▶ Given instruction:
Skip the pictures and extract all of the lines exactly as written.

□ □ □ □ □

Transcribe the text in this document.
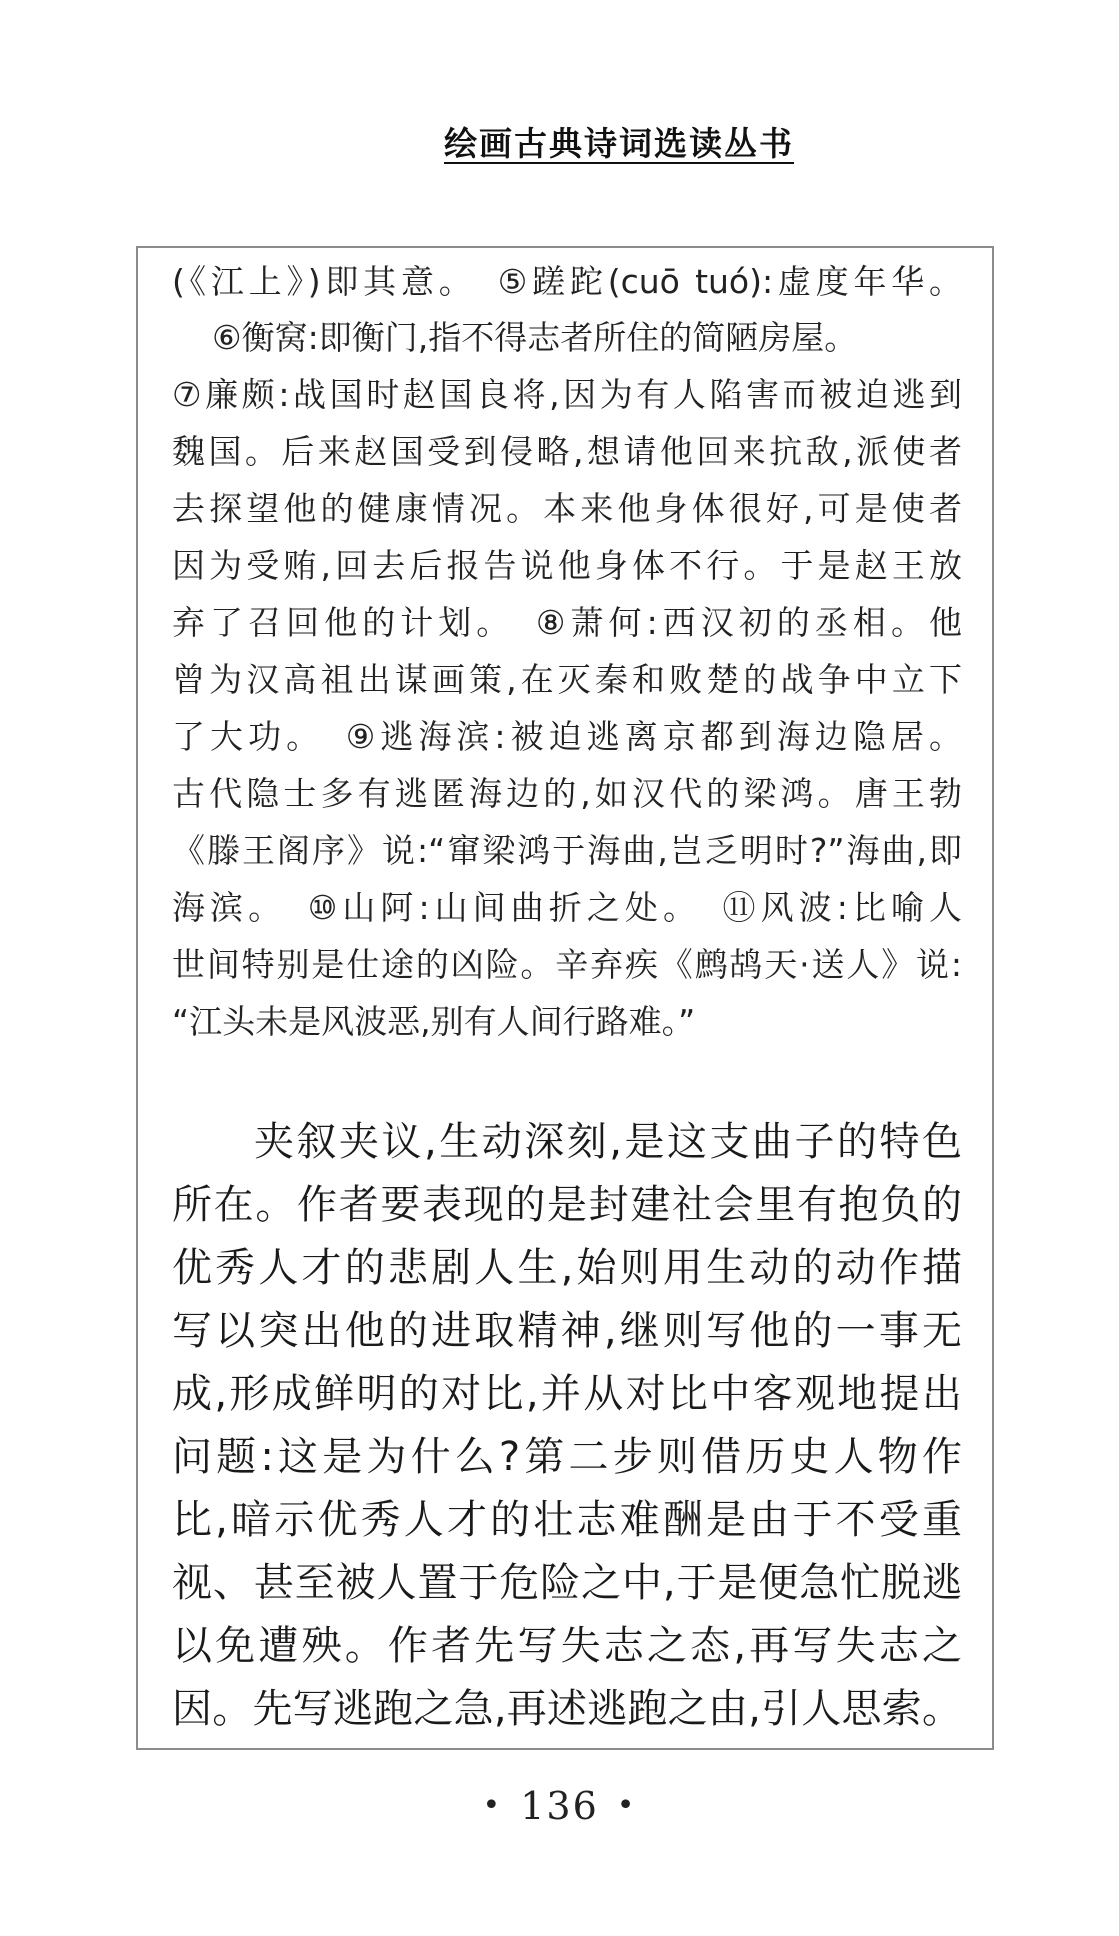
绘画古典诗词选读丛书
(《江上》)即其意。　⑤蹉跎(cuō tuó):虚度年华。
⑥衡窝:即衡门,指不得志者所住的简陋房屋。
⑦廉颇:战国时赵国良将,因为有人陷害而被迫逃到
魏国。后来赵国受到侵略,想请他回来抗敌,派使者
去探望他的健康情况。本来他身体很好,可是使者
因为受贿,回去后报告说他身体不行。于是赵王放
弃了召回他的计划。　⑧萧何:西汉初的丞相。他
曾为汉高祖出谋画策,在灭秦和败楚的战争中立下
了大功。　⑨逃海滨:被迫逃离京都到海边隐居。
古代隐士多有逃匿海边的,如汉代的梁鸿。唐王勃
《滕王阁序》说:“窜梁鸿于海曲,岂乏明时?”海曲,即
海滨。　⑩山阿:山间曲折之处。　⑪风波:比喻人
世间特别是仕途的凶险。辛弃疾《鹧鸪天·送人》说:
“江头未是风波恶,别有人间行路难。”
夹叙夹议,生动深刻,是这支曲子的特色
所在。作者要表现的是封建社会里有抱负的
优秀人才的悲剧人生,始则用生动的动作描
写以突出他的进取精神,继则写他的一事无
成,形成鲜明的对比,并从对比中客观地提出
问题:这是为什么?第二步则借历史人物作
比,暗示优秀人才的壮志难酬是由于不受重
视、甚至被人置于危险之中,于是便急忙脱逃
以免遭殃。作者先写失志之态,再写失志之
因。先写逃跑之急,再述逃跑之由,引人思索。
• 136 •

□ □ □ □ □

▶ Exercise response:
Transcribe the text in this document.
绘画古典诗词选读丛书
(《江上》)即其意。　⑤蹉跎(cuō tuó):虚度年华。
⑥衡窝:即衡门,指不得志者所住的简陋房屋。
⑦廉颇:战国时赵国良将,因为有人陷害而被迫逃到
魏国。后来赵国受到侵略,想请他回来抗敌,派使者
去探望他的健康情况。本来他身体很好,可是使者
因为受贿,回去后报告说他身体不行。于是赵王放
弃了召回他的计划。　⑧萧何:西汉初的丞相。他
曾为汉高祖出谋画策,在灭秦和败楚的战争中立下
了大功。　⑨逃海滨:被迫逃离京都到海边隐居。
古代隐士多有逃匿海边的,如汉代的梁鸿。唐王勃
《滕王阁序》说:“窜梁鸿于海曲,岂乏明时?”海曲,即
海滨。　⑩山阿:山间曲折之处。　⑪风波:比喻人
世间特别是仕途的凶险。辛弃疾《鹧鸪天·送人》说:
“江头未是风波恶,别有人间行路难。”
夹叙夹议,生动深刻,是这支曲子的特色
所在。作者要表现的是封建社会里有抱负的
优秀人才的悲剧人生,始则用生动的动作描
写以突出他的进取精神,继则写他的一事无
成,形成鲜明的对比,并从对比中客观地提出
问题:这是为什么?第二步则借历史人物作
比,暗示优秀人才的壮志难酬是由于不受重
视、甚至被人置于危险之中,于是便急忙脱逃
以免遭殃。作者先写失志之态,再写失志之
因。先写逃跑之急,再述逃跑之由,引人思索。
• 136 •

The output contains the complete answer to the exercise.